<<<<

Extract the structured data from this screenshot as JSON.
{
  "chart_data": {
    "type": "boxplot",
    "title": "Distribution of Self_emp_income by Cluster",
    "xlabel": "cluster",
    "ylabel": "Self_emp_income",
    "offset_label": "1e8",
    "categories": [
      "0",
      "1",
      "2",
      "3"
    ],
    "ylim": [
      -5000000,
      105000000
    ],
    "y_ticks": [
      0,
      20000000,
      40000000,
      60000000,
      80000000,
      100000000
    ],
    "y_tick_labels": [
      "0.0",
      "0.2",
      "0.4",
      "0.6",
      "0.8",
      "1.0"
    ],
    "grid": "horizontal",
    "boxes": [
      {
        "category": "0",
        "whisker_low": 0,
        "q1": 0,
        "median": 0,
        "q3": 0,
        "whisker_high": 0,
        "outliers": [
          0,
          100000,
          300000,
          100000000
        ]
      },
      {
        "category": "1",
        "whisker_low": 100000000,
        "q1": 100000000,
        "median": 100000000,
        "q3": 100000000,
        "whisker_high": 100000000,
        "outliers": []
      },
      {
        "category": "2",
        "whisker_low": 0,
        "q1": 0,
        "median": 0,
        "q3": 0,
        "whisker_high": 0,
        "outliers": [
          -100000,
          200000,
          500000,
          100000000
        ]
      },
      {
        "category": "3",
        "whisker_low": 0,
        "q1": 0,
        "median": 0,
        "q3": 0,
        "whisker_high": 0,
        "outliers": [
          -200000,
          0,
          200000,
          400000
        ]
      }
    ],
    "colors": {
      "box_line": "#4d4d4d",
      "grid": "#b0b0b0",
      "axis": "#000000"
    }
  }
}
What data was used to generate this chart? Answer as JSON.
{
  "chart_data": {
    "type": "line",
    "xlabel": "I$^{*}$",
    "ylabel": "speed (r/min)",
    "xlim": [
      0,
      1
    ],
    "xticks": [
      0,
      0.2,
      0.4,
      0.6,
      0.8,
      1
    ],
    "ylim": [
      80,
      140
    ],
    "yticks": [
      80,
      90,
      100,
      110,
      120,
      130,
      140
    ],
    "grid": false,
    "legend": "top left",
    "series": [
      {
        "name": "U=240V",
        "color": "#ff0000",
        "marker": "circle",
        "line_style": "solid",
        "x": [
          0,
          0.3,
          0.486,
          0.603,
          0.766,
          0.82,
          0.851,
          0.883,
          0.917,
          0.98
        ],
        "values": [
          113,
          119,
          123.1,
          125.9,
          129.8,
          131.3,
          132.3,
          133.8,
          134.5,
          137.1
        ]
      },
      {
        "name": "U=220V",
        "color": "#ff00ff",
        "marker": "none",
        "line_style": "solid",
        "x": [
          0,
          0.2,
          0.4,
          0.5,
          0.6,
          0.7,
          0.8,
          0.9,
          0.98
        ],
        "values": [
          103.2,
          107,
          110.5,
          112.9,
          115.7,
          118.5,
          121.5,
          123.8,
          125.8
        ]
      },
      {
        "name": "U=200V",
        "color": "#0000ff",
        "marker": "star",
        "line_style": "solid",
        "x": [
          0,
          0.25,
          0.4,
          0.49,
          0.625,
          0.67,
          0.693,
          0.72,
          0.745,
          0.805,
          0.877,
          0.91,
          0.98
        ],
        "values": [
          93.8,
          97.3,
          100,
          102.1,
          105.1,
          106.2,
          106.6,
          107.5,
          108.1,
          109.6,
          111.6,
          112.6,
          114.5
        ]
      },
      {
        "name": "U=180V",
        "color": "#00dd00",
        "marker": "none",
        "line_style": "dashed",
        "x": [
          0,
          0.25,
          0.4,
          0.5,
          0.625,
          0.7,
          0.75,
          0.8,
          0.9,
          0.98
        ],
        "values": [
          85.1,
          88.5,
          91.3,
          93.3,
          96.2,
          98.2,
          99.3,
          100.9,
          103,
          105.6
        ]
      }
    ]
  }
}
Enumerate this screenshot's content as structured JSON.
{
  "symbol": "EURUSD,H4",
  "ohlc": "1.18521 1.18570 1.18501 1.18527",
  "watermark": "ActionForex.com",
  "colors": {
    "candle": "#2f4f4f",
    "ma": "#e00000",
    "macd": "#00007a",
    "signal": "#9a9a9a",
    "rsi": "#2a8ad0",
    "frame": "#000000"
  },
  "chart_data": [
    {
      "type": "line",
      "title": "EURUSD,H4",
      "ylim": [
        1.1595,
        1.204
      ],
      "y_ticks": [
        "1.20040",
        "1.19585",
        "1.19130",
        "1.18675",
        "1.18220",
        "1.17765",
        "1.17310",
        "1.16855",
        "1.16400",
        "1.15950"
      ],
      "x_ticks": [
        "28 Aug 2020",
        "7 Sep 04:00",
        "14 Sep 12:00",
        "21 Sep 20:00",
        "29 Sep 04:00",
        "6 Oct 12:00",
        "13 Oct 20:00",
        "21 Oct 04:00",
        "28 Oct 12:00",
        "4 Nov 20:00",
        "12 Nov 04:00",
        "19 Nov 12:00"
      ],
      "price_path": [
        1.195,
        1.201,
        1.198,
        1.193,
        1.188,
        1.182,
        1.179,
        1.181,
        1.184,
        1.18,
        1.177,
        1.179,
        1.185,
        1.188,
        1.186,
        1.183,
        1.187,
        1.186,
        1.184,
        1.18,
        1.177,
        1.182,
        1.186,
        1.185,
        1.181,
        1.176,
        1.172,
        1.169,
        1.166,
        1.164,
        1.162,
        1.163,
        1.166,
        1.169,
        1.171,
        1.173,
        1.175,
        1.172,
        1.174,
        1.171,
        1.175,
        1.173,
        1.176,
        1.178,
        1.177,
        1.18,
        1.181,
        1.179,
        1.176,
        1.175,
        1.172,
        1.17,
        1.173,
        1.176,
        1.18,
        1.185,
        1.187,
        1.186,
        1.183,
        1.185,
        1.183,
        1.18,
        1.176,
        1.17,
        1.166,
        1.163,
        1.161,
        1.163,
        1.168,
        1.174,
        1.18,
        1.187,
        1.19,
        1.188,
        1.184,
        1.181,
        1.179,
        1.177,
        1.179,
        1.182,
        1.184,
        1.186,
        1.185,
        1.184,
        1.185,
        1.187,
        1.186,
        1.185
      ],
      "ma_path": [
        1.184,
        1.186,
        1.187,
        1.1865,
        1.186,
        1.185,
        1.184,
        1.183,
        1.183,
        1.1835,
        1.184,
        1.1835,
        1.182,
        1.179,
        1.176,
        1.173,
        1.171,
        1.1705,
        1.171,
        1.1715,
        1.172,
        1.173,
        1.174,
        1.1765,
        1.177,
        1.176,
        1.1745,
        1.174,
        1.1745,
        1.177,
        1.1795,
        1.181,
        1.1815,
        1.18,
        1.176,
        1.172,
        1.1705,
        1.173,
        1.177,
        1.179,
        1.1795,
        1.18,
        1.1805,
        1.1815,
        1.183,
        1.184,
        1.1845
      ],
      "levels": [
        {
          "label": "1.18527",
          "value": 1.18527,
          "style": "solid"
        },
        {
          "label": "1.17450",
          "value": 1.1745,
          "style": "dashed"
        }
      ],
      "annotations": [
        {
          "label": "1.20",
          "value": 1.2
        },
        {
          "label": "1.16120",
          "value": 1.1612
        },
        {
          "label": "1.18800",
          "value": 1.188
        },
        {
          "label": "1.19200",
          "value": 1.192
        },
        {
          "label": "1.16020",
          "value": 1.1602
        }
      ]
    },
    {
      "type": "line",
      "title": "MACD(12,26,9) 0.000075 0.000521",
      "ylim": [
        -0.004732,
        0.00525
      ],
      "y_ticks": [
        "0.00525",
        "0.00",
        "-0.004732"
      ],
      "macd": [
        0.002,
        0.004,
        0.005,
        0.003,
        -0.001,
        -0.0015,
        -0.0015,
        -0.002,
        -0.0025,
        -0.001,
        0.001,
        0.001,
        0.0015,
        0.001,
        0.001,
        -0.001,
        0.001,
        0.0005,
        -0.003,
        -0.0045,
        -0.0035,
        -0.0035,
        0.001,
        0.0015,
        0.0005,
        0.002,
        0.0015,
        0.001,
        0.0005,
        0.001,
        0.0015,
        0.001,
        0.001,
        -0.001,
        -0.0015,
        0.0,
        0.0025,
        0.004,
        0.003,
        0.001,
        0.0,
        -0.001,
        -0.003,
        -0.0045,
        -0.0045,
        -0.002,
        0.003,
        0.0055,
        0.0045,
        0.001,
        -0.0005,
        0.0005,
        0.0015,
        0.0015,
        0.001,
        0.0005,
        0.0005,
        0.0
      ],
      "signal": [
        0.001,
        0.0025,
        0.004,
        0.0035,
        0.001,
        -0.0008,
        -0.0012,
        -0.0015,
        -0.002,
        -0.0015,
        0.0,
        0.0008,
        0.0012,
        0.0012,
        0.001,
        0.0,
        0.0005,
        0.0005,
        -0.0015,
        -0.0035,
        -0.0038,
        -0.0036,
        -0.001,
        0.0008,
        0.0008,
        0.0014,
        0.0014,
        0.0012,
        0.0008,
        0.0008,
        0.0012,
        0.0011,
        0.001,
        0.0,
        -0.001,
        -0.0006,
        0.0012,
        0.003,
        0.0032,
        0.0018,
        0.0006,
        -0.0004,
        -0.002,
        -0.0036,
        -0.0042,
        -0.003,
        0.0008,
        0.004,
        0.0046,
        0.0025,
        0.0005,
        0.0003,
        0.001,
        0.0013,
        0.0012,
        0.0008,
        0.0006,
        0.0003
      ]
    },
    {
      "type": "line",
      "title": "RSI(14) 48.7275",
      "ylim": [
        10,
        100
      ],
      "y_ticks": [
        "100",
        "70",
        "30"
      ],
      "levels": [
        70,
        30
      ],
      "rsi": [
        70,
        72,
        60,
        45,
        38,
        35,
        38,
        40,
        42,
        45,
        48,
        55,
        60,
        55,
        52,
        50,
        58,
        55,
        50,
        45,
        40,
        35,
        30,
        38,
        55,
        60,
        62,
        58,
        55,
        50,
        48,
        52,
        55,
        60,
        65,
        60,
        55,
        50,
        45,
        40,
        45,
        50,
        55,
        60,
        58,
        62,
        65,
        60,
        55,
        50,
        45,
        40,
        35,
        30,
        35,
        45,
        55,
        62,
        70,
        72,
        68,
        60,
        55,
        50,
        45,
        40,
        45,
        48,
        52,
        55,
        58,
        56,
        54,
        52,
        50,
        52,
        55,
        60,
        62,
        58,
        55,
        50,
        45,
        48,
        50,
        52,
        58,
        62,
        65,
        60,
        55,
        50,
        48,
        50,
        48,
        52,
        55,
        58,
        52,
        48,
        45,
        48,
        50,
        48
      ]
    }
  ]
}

>>>>

Stated task: From the data above, show each line that contains "name".

Solution to the problem:
        "name": "U=240V",
        "name": "U=220V",
        "name": "U=200V",
        "name": "U=180V",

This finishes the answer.